Select every line below containing the word "color".

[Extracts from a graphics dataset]
++++++
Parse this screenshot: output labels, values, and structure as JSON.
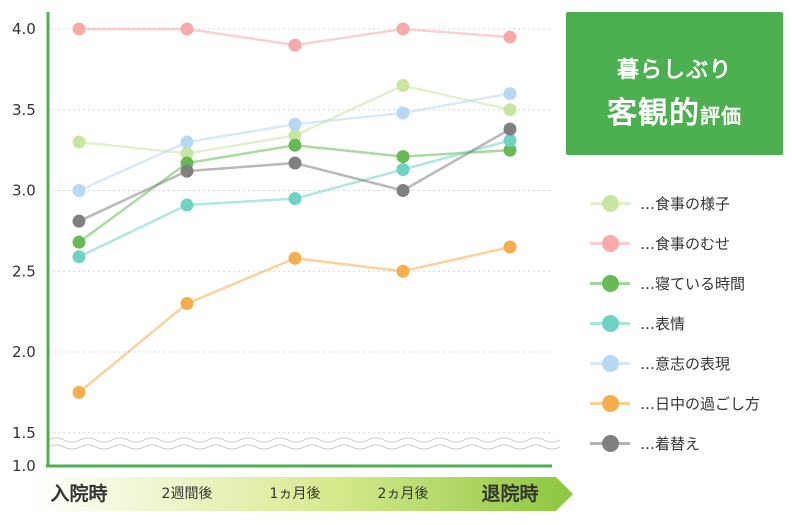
{
  "title": {
    "line1": "暮らしぶり",
    "line2_main": "客観的",
    "line2_sub": "評価"
  },
  "chart_data": {
    "type": "line",
    "categories": [
      "入院時",
      "2週間後",
      "1ヵ月後",
      "2ヵ月後",
      "退院時"
    ],
    "y_ticks": [
      "1.0",
      "1.5",
      "2.0",
      "2.5",
      "3.0",
      "3.5",
      "4.0"
    ],
    "ylim": [
      1.0,
      4.0
    ],
    "axis_break": true,
    "grid": "horizontal-dotted",
    "legend_position": "right",
    "series": [
      {
        "name": "…食事の様子",
        "color": "#c8e6a0",
        "values": [
          3.3,
          3.23,
          3.34,
          3.65,
          3.5
        ]
      },
      {
        "name": "…食事のむせ",
        "color": "#f8aaaa",
        "values": [
          4.0,
          4.0,
          3.9,
          4.0,
          3.95
        ]
      },
      {
        "name": "…寝ている時間",
        "color": "#66bb55",
        "values": [
          2.68,
          3.17,
          3.28,
          3.21,
          3.25
        ]
      },
      {
        "name": "…表情",
        "color": "#6fd3c3",
        "values": [
          2.59,
          2.91,
          2.95,
          3.13,
          3.31
        ]
      },
      {
        "name": "…意志の表現",
        "color": "#b8d8f2",
        "values": [
          3.0,
          3.3,
          3.41,
          3.48,
          3.6
        ]
      },
      {
        "name": "…日中の過ごし方",
        "color": "#f5ad4d",
        "values": [
          1.75,
          2.3,
          2.58,
          2.5,
          2.65
        ]
      },
      {
        "name": "…着替え",
        "color": "#808080",
        "values": [
          2.81,
          3.12,
          3.17,
          3.0,
          3.38
        ]
      }
    ]
  }
}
++++++
Solution to the problem:
        "color": "#c8e6a0",
        "color": "#f8aaaa",
        "color": "#66bb55",
        "color": "#6fd3c3",
        "color": "#b8d8f2",
        "color": "#f5ad4d",
        "color": "#808080",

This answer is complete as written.